**Materials provided**
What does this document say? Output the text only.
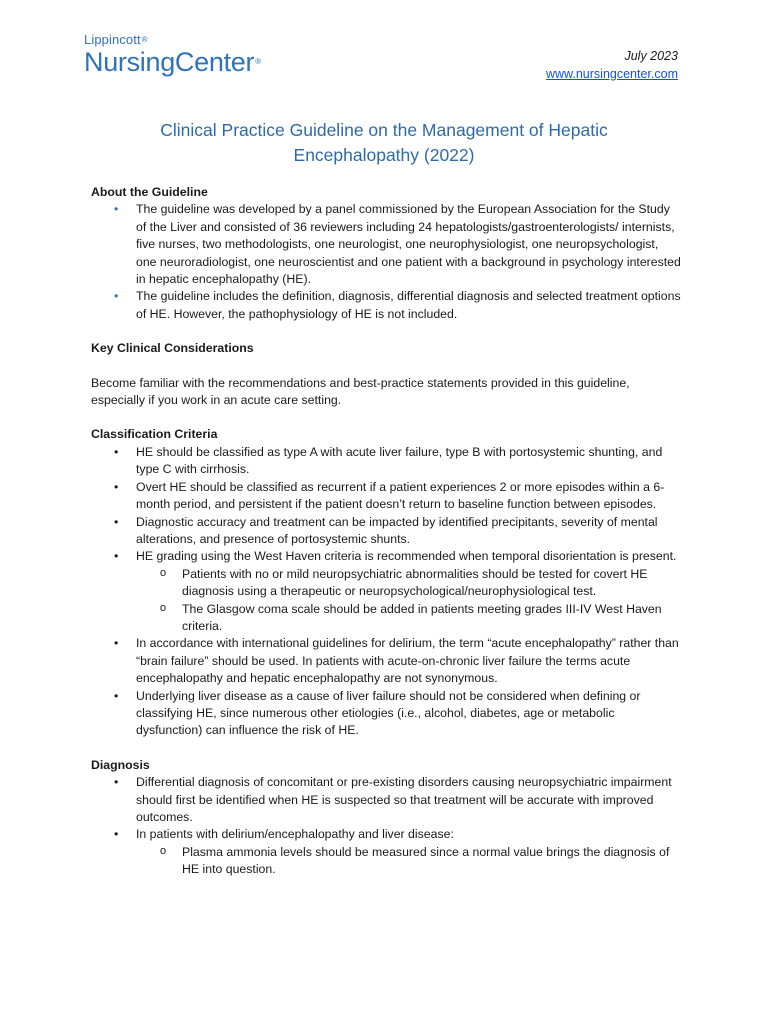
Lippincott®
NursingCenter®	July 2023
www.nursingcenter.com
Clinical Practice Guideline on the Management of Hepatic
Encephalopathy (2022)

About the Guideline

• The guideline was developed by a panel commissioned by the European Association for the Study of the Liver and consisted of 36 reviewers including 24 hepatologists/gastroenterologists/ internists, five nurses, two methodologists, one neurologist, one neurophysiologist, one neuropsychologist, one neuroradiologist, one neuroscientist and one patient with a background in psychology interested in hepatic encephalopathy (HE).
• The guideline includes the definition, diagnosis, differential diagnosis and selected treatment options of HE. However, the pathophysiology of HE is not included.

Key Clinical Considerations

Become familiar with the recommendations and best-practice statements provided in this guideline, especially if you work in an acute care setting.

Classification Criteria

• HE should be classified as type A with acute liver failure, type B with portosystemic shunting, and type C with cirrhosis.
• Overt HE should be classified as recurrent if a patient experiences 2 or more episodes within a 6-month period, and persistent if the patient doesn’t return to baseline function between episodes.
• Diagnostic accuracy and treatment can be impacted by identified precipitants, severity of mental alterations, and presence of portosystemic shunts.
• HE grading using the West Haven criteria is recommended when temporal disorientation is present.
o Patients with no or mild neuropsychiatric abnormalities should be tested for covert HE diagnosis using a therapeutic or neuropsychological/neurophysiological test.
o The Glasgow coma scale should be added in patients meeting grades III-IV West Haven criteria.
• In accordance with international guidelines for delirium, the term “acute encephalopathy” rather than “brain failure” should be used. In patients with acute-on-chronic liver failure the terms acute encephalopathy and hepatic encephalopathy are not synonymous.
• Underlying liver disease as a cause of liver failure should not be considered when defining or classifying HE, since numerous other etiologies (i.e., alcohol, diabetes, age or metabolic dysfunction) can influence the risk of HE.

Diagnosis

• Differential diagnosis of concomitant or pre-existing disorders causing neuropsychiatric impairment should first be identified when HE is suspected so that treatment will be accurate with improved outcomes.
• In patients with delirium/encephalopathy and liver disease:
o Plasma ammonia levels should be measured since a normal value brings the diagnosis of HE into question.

...

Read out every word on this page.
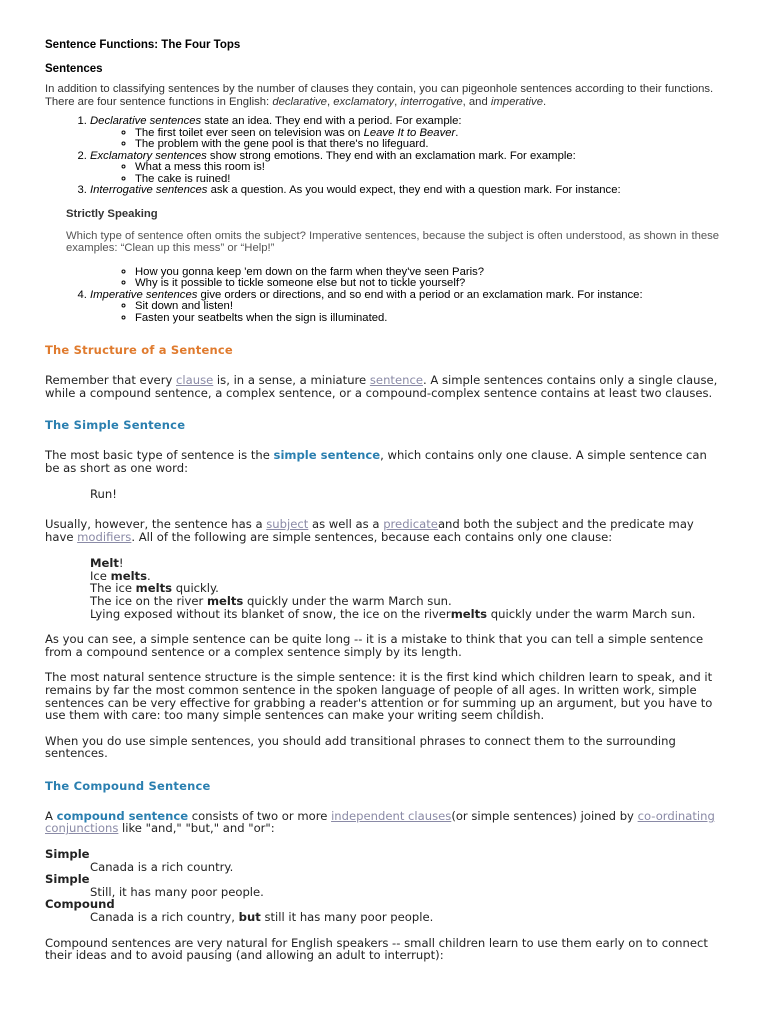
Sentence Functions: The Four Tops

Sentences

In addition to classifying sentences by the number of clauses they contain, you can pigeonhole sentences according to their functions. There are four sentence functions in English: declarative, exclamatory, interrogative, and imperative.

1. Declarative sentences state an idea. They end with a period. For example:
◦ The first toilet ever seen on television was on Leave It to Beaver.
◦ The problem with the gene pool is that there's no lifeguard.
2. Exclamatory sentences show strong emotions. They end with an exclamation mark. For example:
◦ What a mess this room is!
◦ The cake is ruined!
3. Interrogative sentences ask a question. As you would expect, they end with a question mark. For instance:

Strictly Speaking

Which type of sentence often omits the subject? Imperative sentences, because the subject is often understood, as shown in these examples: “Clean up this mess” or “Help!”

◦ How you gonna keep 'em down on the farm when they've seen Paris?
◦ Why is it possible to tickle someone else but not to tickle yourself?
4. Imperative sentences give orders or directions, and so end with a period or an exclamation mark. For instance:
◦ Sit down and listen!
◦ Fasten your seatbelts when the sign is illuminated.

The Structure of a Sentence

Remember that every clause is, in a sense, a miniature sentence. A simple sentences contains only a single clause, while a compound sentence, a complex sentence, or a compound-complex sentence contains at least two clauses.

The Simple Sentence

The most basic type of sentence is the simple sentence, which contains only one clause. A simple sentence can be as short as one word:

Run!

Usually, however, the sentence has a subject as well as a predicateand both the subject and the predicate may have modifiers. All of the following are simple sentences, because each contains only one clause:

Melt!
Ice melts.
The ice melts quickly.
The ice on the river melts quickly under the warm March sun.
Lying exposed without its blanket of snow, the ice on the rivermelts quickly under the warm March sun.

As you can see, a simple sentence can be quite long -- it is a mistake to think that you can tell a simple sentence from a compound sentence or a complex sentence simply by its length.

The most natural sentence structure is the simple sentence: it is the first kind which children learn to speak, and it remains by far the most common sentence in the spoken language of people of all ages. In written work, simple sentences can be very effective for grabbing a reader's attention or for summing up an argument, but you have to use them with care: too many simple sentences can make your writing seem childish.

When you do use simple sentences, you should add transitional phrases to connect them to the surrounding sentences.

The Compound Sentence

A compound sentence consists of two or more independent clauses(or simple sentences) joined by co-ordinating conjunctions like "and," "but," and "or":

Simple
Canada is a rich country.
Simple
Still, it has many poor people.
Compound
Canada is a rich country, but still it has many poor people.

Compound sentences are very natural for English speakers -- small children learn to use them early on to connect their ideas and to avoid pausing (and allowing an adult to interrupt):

**Goal of the exercise**
Retrieve all lines from the data that contain the string "exclamation".

**Response box**
2. Exclamatory sentences show strong emotions. They end with an exclamation mark. For example:
4. Imperative sentences give orders or directions, and so end with a period or an exclamation mark. For instance:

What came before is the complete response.